■ PROBLEM TO SOLVE
The records that follow must be reproduced in full, exactly as written.

■ DATA FOR THIS EXERCISE

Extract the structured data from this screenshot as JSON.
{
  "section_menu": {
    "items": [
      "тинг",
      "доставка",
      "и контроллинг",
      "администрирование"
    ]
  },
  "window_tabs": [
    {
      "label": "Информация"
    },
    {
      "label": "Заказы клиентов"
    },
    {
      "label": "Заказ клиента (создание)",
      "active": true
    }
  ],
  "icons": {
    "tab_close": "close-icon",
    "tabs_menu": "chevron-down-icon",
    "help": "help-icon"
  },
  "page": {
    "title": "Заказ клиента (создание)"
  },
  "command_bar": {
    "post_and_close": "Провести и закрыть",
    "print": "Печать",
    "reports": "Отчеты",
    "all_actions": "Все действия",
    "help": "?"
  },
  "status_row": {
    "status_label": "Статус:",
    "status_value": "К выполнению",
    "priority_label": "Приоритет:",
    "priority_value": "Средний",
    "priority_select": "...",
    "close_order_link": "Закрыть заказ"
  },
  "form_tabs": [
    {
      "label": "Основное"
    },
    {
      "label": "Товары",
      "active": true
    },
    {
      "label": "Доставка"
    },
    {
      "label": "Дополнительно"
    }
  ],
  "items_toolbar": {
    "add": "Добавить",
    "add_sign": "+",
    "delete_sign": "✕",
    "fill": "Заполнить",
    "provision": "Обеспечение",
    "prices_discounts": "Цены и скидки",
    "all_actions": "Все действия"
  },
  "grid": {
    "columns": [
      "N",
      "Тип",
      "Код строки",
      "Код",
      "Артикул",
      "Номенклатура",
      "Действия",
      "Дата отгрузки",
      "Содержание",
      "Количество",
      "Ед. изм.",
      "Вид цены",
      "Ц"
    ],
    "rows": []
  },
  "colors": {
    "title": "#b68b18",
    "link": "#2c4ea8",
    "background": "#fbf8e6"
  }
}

■ CORRECT RESULT
Extract the structured data from this screenshot as JSON.
{
  "section_menu": {
    "items": [
      "тинг",
      "доставка",
      "и контроллинг",
      "администрирование"
    ]
  },
  "window_tabs": [
    {
      "label": "Информация"
    },
    {
      "label": "Заказы клиентов"
    },
    {
      "label": "Заказ клиента (создание)",
      "active": true
    }
  ],
  "icons": {
    "tab_close": "close-icon",
    "tabs_menu": "chevron-down-icon",
    "help": "help-icon"
  },
  "page": {
    "title": "Заказ клиента (создание)"
  },
  "command_bar": {
    "post_and_close": "Провести и закрыть",
    "print": "Печать",
    "reports": "Отчеты",
    "all_actions": "Все действия",
    "help": "?"
  },
  "status_row": {
    "status_label": "Статус:",
    "status_value": "К выполнению",
    "priority_label": "Приоритет:",
    "priority_value": "Средний",
    "priority_select": "...",
    "close_order_link": "Закрыть заказ"
  },
  "form_tabs": [
    {
      "label": "Основное"
    },
    {
      "label": "Товары",
      "active": true
    },
    {
      "label": "Доставка"
    },
    {
      "label": "Дополнительно"
    }
  ],
  "items_toolbar": {
    "add": "Добавить",
    "add_sign": "+",
    "delete_sign": "✕",
    "fill": "Заполнить",
    "provision": "Обеспечение",
    "prices_discounts": "Цены и скидки",
    "all_actions": "Все действия"
  },
  "grid": {
    "columns": [
      "N",
      "Тип",
      "Код строки",
      "Код",
      "Артикул",
      "Номенклатура",
      "Действия",
      "Дата отгрузки",
      "Содержание",
      "Количество",
      "Ед. изм.",
      "Вид цены",
      "Ц"
    ],
    "rows": []
  },
  "colors": {
    "title": "#b68b18",
    "link": "#2c4ea8",
    "background": "#fbf8e6"
  }
}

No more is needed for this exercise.